◆ **Text block**:
========================================================================
[Lustre-discuss] lustre no longer allows reads/writes (stopped working)?

Arden Wiebe albert682 at yahoo.com
Fri Jan 30 15:15:26 PST 2009





>I have setup a lustre system for testing consisting of four OST's and one
>MDT. It seems to work fine for about a day. At the end of about 24 hours,
>the clients can no longer read or write the mount point (although a file
>listing (ls) works). 

That is the problem.  Your clients are mounting wrong.  You have used incorrect formatting of the nodes.

>For example, a mkdir yields a "cannot create directory
>'/datafs/temp': Identifier removed", and the temp dir does not exist. 
>A file listing of the /datafs directory comes back complete and correct,
>but if I try to ls a subdirectory it gives me the erorr "ls: /datafs     >/test2:
>Identifier removed". 

Please review via your bash history the exact commands you used to make the underlying filesystem.  Be certain everything is pointing to the correct filesystem and to the correct directories.

>The client is mounting the dir to /datafs. This worked fine eariler, I >left
>for the day, came back in and this error is occurring on all clients >(albeit
>I only have three clients for testing). All clients/servers are running
>RHEL5, and the lustre was installed via rpms as per the manual.
========================================================================
◆ **Tasks to perform**:
- A) Return a verbatim copy of the Lustre thread, starting at "That is the" and ending at "does not exist.".
- B) Write the next part of the Lustre thread, picking up after its final sentence.

◆ **Record set**:
========================================================================
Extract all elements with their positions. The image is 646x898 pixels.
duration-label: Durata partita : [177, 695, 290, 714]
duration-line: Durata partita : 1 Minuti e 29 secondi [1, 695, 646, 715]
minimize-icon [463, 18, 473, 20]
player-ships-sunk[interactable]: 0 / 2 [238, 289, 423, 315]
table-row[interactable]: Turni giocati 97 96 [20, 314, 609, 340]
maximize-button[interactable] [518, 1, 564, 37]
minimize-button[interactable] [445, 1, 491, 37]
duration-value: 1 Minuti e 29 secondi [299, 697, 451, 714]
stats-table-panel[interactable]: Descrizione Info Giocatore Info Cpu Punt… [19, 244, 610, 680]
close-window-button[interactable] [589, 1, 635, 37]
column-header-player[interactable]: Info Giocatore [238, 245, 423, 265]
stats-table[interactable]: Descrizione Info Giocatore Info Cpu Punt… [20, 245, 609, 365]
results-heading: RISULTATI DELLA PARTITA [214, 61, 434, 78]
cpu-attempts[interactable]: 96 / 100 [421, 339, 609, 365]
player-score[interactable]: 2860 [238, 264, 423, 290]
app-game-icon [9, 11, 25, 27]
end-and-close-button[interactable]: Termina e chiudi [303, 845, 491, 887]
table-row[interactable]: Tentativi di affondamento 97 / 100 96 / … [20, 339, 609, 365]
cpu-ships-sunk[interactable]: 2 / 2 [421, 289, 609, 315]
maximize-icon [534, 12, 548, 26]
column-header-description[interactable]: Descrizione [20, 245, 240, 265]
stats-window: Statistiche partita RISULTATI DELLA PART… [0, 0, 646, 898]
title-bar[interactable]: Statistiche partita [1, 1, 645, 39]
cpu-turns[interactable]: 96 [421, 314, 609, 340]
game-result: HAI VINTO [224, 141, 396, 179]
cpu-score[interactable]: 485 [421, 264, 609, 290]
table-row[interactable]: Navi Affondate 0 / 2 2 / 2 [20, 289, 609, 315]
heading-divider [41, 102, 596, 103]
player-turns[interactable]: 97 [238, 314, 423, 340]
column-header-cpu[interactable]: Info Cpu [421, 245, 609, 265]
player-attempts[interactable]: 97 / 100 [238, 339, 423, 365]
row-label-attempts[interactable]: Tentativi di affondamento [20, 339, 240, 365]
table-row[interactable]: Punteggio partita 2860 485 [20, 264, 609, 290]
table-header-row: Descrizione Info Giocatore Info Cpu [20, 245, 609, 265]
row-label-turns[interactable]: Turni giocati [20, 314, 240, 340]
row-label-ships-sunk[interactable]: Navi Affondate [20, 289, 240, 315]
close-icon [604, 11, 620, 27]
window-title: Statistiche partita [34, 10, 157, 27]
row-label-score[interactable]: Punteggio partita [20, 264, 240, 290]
========================================================================
◆ **Answers to the problems**:
- A)
That is the problem.  Your clients are mounting wrong.  You have used incorrect formatting of the nodes.

>For example, a mkdir yields a "cannot create directory
>'/datafs/temp': Identifier removed", and the temp dir does not exist.

- B)
The client if you followed the manual 100% (takes practice) should be mounting your combined MDT/MGS node at the MDT/MGS Node IP address via your network for example, tcp0 on a local mountpoint likened to /mnt/datafs.

I found that changing the manual representations of your new filesystem to something other than datafs or testfs or spfs.  In your case I would recommend the word litefs.  Also there are some ambiguities with slashes in the examples and I might ad use or misuse of the = sign after fsname.

By far the best example is further into the manual about mounting external journals.  Also it is best to have the MGS and MDT separate from everything I have read.   Otherwise you must on your combined MDT/MGS node have two mount points /mnt/mgs and /mnt/data/mdt.  

>Out of curiosity, if I go to the server and do an ls on /mnt/data/mdt or
>to the OST server and do an ls on /mnt/data/ost1, I get an error that
>it is not a directory (although that could be normal, I am not sure). 

Yes that is normal because those are mount points not directories.

>A cat of /proc/fs/lustre/devices on the mdt does not show anything out >of place
>(or at least, it is the same as when I started the lustre and mounted
>the servers/clients) 

So we assume your combined MDT/MGS is up and running but is it formatted properly and mounted properly?

>I have configured it all according to 
>http://manual.lustre.org/manual/LustreManual16_HTML >/ConfiguringLustreExamples.html#50548848_pgfId-1286919
>as per section 6.1.1.2 Configuration Generation and Application, using >one server
>for the MGT and MDS, and I have four OSTs, just like the example. 

>Has anyone seen this before?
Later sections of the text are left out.